Restate each line word for word. Leave out every picture.

......

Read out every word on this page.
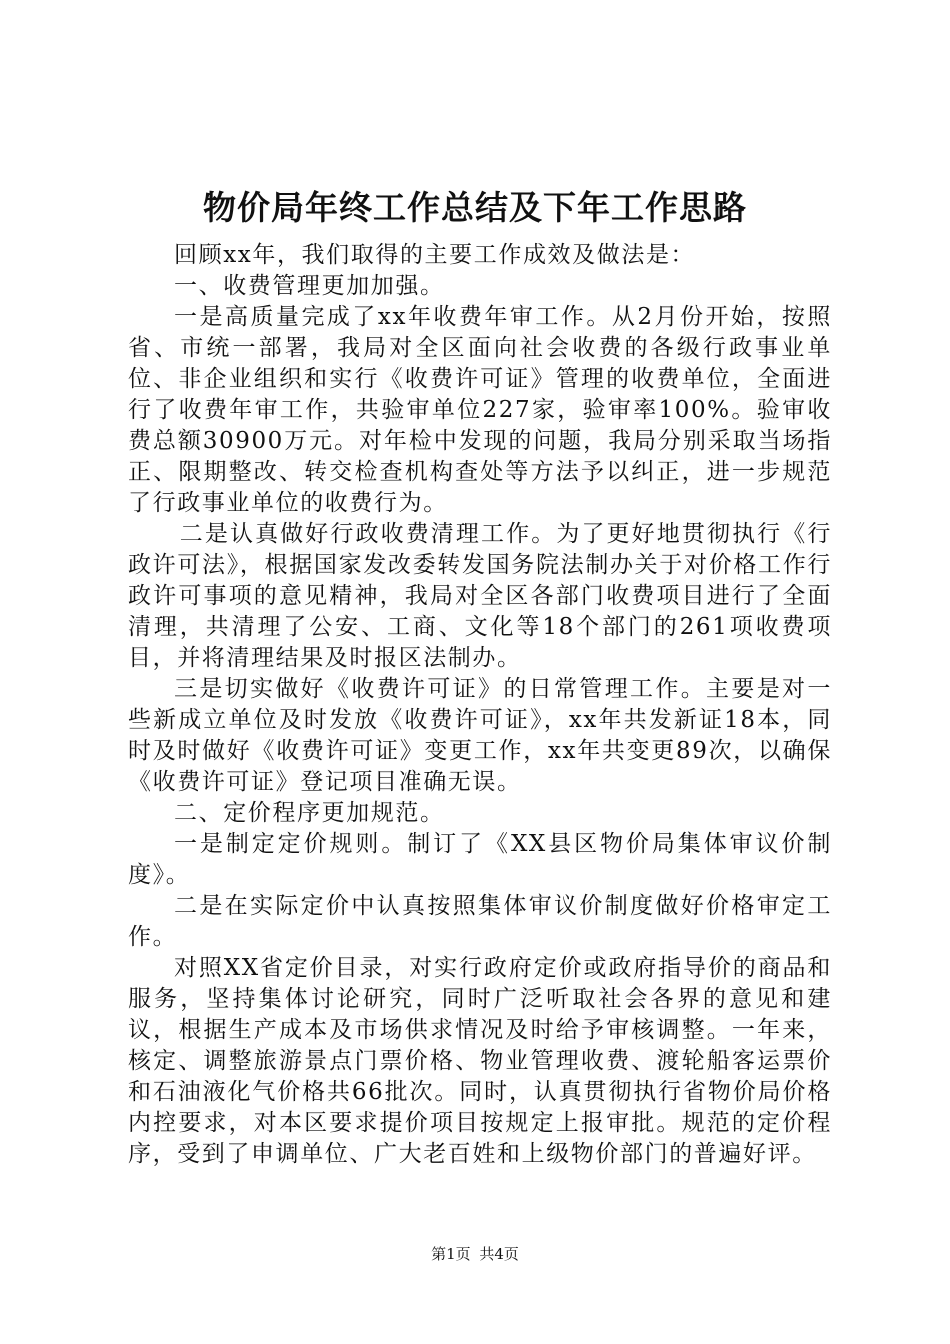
物价局年终工作总结及下年工作思路

回顾xx年，我们取得的主要工作成效及做法是：

一、收费管理更加加强。

一是高质量完成了xx年收费年审工作。从2月份开始，按照省、市统一部署，我局对全区面向社会收费的各级行政事业单位、非企业组织和实行《收费许可证》管理的收费单位，全面进行了收费年审工作，共验审单位227家，验审率100%。验审收费总额30900万元。对年检中发现的问题，我局分别采取当场指正、限期整改、转交检查机构查处等方法予以纠正，进一步规范了行政事业单位的收费行为。

二是认真做好行政收费清理工作。为了更好地贯彻执行《行政许可法》，根据国家发改委转发国务院法制办关于对价格工作行政许可事项的意见精神，我局对全区各部门收费项目进行了全面清理，共清理了公安、工商、文化等18个部门的261项收费项目，并将清理结果及时报区法制办。

三是切实做好《收费许可证》的日常管理工作。主要是对一些新成立单位及时发放《收费许可证》，xx年共发新证18本，同时及时做好《收费许可证》变更工作，xx年共变更89次，以确保《收费许可证》登记项目准确无误。

二、定价程序更加规范。

一是制定定价规则。制订了《XX县区物价局集体审议价制度》。

二是在实际定价中认真按照集体审议价制度做好价格审定工作。

对照XX省定价目录，对实行政府定价或政府指导价的商品和服务，坚持集体讨论研究，同时广泛听取社会各界的意见和建议，根据生产成本及市场供求情况及时给予审核调整。一年来，核定、调整旅游景点门票价格、物业管理收费、渡轮船客运票价和石油液化气价格共66批次。同时，认真贯彻执行省物价局价格内控要求，对本区要求提价项目按规定上报审批。规范的定价程序，受到了申调单位、广大老百姓和上级物价部门的普遍好评。

第1页 共4页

......

RESULT FOR THIS EXERCISE ▸
Read out every word on this page.
物价局年终工作总结及下年工作思路

回顾xx年，我们取得的主要工作成效及做法是：

一、收费管理更加加强。

一是高质量完成了xx年收费年审工作。从2月份开始，按照省、市统一部署，我局对全区面向社会收费的各级行政事业单位、非企业组织和实行《收费许可证》管理的收费单位，全面进行了收费年审工作，共验审单位227家，验审率100%。验审收费总额30900万元。对年检中发现的问题，我局分别采取当场指正、限期整改、转交检查机构查处等方法予以纠正，进一步规范了行政事业单位的收费行为。

二是认真做好行政收费清理工作。为了更好地贯彻执行《行政许可法》，根据国家发改委转发国务院法制办关于对价格工作行政许可事项的意见精神，我局对全区各部门收费项目进行了全面清理，共清理了公安、工商、文化等18个部门的261项收费项目，并将清理结果及时报区法制办。

三是切实做好《收费许可证》的日常管理工作。主要是对一些新成立单位及时发放《收费许可证》，xx年共发新证18本，同时及时做好《收费许可证》变更工作，xx年共变更89次，以确保《收费许可证》登记项目准确无误。

二、定价程序更加规范。

一是制定定价规则。制订了《XX县区物价局集体审议价制度》。

二是在实际定价中认真按照集体审议价制度做好价格审定工作。

对照XX省定价目录，对实行政府定价或政府指导价的商品和服务，坚持集体讨论研究，同时广泛听取社会各界的意见和建议，根据生产成本及市场供求情况及时给予审核调整。一年来，核定、调整旅游景点门票价格、物业管理收费、渡轮船客运票价和石油液化气价格共66批次。同时，认真贯彻执行省物价局价格内控要求，对本区要求提价项目按规定上报审批。规范的定价程序，受到了申调单位、广大老百姓和上级物价部门的普遍好评。

第1页 共4页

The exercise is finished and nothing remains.